RECORDED INFORMATION ▸

========

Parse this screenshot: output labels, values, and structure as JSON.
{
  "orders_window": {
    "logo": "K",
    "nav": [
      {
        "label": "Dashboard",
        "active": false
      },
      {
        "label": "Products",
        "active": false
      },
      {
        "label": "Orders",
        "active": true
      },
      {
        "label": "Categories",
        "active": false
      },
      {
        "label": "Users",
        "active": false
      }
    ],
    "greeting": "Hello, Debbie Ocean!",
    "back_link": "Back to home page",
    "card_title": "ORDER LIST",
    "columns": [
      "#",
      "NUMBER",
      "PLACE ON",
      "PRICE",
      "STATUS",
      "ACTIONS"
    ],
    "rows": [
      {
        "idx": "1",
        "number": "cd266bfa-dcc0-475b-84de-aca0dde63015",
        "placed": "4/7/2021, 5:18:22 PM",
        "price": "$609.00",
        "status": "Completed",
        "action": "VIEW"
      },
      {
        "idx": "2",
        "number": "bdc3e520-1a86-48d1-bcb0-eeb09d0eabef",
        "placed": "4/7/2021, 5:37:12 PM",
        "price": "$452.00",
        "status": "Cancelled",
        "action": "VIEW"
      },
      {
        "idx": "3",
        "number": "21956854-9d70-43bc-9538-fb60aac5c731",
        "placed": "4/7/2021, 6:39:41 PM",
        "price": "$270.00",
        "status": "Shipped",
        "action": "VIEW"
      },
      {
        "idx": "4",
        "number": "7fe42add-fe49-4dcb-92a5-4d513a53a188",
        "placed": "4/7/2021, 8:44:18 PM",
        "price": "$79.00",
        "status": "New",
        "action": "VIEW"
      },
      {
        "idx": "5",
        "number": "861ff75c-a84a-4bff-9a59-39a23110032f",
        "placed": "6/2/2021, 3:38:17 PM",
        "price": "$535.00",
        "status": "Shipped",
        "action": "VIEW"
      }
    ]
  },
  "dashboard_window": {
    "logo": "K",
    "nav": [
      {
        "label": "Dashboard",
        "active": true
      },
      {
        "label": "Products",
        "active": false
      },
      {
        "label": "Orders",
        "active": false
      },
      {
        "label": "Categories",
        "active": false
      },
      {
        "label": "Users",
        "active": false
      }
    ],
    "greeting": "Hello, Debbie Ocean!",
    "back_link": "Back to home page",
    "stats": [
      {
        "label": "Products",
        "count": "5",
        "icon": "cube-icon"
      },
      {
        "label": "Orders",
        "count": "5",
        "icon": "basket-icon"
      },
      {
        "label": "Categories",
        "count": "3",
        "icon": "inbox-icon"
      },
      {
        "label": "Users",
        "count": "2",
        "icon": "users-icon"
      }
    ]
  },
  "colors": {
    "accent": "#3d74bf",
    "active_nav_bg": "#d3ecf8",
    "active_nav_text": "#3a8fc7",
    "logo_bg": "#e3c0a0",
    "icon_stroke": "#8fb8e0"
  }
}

========

GOAL OF THE EXERCISE ▸ Reproduce each record shown above without altering a single word.

EXERCISE RESULT ▸
Parse this screenshot: output labels, values, and structure as JSON.
{
  "orders_window": {
    "logo": "K",
    "nav": [
      {
        "label": "Dashboard",
        "active": false
      },
      {
        "label": "Products",
        "active": false
      },
      {
        "label": "Orders",
        "active": true
      },
      {
        "label": "Categories",
        "active": false
      },
      {
        "label": "Users",
        "active": false
      }
    ],
    "greeting": "Hello, Debbie Ocean!",
    "back_link": "Back to home page",
    "card_title": "ORDER LIST",
    "columns": [
      "#",
      "NUMBER",
      "PLACE ON",
      "PRICE",
      "STATUS",
      "ACTIONS"
    ],
    "rows": [
      {
        "idx": "1",
        "number": "cd266bfa-dcc0-475b-84de-aca0dde63015",
        "placed": "4/7/2021, 5:18:22 PM",
        "price": "$609.00",
        "status": "Completed",
        "action": "VIEW"
      },
      {
        "idx": "2",
        "number": "bdc3e520-1a86-48d1-bcb0-eeb09d0eabef",
        "placed": "4/7/2021, 5:37:12 PM",
        "price": "$452.00",
        "status": "Cancelled",
        "action": "VIEW"
      },
      {
        "idx": "3",
        "number": "21956854-9d70-43bc-9538-fb60aac5c731",
        "placed": "4/7/2021, 6:39:41 PM",
        "price": "$270.00",
        "status": "Shipped",
        "action": "VIEW"
      },
      {
        "idx": "4",
        "number": "7fe42add-fe49-4dcb-92a5-4d513a53a188",
        "placed": "4/7/2021, 8:44:18 PM",
        "price": "$79.00",
        "status": "New",
        "action": "VIEW"
      },
      {
        "idx": "5",
        "number": "861ff75c-a84a-4bff-9a59-39a23110032f",
        "placed": "6/2/2021, 3:38:17 PM",
        "price": "$535.00",
        "status": "Shipped",
        "action": "VIEW"
      }
    ]
  },
  "dashboard_window": {
    "logo": "K",
    "nav": [
      {
        "label": "Dashboard",
        "active": true
      },
      {
        "label": "Products",
        "active": false
      },
      {
        "label": "Orders",
        "active": false
      },
      {
        "label": "Categories",
        "active": false
      },
      {
        "label": "Users",
        "active": false
      }
    ],
    "greeting": "Hello, Debbie Ocean!",
    "back_link": "Back to home page",
    "stats": [
      {
        "label": "Products",
        "count": "5",
        "icon": "cube-icon"
      },
      {
        "label": "Orders",
        "count": "5",
        "icon": "basket-icon"
      },
      {
        "label": "Categories",
        "count": "3",
        "icon": "inbox-icon"
      },
      {
        "label": "Users",
        "count": "2",
        "icon": "users-icon"
      }
    ]
  },
  "colors": {
    "accent": "#3d74bf",
    "active_nav_bg": "#d3ecf8",
    "active_nav_text": "#3a8fc7",
    "logo_bg": "#e3c0a0",
    "icon_stroke": "#8fb8e0"
  }
}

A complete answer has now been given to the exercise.